Fixed Income ETFs: Fact vs. Fiction (Part 1)

The growth of fixed income ETF instruments has been robust, so it’s of little surprise investors have concerns over the risks entailed. Here we dispel a few myths about the investment vehicle.
Fixed Income ETFs: Fact vs. Fiction (Part 1)

Global investors are increasing their allocation to Asian fixed income as the markets offer attractive yields compared to many developed markets and have become more liquid and matured. As such, Exchange-traded funds (ETFs) are fast becoming their investment of choice.

A new survey of institutional investors by Greenwich Associates* reveals that 24% already have a stake in Asian fixed income ETFs, making them the most popular passive fund option. A further 22% are also considering adding them to their portfolios – giving these funds the highest potential growth rate among all possible investment vehicles.

Yet, several common misconceptions about fixed income ETFs still linger. We will investigate the most pervasive ones, aiming to separate fact from fiction.

### Problems
1) Translate this sentence from the passage on fixed income ETFs into Spanish: "Yet, several common misconceptions about fixed income ETFs still linger."
2) Repeat word for word everything in the passage on fixed income ETFs from "A new survey" down to "fact from fiction.".

### Information provided
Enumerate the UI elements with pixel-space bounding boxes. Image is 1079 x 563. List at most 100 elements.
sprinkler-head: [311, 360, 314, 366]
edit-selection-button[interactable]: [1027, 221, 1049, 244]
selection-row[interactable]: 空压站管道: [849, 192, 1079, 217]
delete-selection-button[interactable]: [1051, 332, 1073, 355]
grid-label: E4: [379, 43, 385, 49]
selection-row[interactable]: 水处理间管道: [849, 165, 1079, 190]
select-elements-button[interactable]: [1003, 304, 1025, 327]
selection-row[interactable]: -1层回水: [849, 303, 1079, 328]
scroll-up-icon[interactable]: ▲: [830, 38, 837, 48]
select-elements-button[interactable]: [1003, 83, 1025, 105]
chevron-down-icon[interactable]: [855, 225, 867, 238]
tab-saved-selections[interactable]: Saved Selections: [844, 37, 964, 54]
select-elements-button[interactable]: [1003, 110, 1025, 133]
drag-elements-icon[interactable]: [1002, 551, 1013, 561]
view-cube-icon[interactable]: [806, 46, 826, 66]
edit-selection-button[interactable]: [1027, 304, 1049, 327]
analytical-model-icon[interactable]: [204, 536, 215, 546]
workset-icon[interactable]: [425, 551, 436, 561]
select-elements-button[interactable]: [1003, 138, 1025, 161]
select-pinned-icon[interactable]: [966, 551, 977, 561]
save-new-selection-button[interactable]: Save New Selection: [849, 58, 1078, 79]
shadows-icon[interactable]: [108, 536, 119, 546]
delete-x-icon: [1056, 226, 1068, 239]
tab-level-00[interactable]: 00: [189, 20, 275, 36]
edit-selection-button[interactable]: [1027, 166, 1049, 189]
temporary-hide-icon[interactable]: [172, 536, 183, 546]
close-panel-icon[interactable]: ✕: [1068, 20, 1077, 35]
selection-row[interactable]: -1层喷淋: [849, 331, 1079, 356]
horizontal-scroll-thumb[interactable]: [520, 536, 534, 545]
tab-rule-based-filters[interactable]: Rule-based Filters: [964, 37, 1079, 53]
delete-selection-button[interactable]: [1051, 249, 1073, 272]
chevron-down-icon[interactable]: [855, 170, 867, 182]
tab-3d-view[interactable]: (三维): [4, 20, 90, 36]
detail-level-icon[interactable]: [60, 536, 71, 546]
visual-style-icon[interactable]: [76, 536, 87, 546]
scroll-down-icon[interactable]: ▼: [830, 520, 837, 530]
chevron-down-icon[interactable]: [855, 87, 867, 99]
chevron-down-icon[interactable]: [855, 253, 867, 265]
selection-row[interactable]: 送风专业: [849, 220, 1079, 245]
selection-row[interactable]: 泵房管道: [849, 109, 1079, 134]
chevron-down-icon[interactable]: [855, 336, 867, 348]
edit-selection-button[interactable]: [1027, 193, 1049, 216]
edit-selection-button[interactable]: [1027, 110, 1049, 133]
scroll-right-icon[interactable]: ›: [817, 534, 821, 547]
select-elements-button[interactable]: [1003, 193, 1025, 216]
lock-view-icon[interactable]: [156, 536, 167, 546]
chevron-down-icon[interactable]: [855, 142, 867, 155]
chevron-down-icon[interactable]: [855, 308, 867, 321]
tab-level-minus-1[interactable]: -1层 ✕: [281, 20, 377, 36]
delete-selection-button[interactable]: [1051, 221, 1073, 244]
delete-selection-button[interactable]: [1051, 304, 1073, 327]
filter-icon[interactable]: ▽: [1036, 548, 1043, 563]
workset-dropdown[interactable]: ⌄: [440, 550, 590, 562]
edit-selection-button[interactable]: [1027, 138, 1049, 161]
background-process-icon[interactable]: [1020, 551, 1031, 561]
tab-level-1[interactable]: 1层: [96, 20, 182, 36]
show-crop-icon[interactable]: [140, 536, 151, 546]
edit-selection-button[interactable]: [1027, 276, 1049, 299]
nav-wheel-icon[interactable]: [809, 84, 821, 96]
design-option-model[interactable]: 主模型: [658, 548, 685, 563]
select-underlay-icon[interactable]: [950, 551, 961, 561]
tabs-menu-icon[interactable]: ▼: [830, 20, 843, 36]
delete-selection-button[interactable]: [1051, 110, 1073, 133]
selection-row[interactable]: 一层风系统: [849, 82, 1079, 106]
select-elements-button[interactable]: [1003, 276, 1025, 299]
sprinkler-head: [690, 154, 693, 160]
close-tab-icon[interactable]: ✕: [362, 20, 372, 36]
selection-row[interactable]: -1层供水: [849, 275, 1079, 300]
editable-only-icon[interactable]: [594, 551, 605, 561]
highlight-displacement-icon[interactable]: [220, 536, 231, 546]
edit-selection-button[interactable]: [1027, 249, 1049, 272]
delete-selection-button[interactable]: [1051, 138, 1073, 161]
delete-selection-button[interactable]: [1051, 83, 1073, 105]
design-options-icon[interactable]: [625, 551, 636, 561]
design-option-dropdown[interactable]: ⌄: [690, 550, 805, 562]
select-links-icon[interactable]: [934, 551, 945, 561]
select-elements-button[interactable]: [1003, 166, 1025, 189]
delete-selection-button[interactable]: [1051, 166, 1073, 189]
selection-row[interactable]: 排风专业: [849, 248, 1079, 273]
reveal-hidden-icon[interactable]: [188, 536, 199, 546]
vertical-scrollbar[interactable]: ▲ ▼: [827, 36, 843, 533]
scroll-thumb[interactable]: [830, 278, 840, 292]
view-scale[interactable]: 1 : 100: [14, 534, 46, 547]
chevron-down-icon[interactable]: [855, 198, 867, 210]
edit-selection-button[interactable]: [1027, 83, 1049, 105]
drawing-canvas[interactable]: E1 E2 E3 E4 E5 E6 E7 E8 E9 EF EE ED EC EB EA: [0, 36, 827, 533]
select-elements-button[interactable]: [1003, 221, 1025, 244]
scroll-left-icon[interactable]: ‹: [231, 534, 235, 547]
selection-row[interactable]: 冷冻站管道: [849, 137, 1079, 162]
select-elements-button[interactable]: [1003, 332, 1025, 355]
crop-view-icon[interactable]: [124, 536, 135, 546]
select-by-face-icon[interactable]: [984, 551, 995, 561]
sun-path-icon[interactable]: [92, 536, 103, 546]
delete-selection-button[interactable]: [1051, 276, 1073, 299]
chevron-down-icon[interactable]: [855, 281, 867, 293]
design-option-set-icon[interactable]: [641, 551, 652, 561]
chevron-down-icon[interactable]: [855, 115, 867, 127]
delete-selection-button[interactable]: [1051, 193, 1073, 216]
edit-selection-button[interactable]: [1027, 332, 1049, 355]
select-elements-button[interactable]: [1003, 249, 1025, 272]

### Answers given
1) Sin embargo, todavía persisten varios conceptos erróneos comunes sobre los ETF de renta fija.

2)
A new survey of institutional investors by Greenwich Associates* reveals that 24% already have a stake in Asian fixed income ETFs, making them the most popular passive fund option. A further 22% are also considering adding them to their portfolios – giving these funds the highest potential growth rate among all possible investment vehicles.

Yet, several common misconceptions about fixed income ETFs still linger. We will investigate the most pervasive ones, aiming to separate fact from fiction.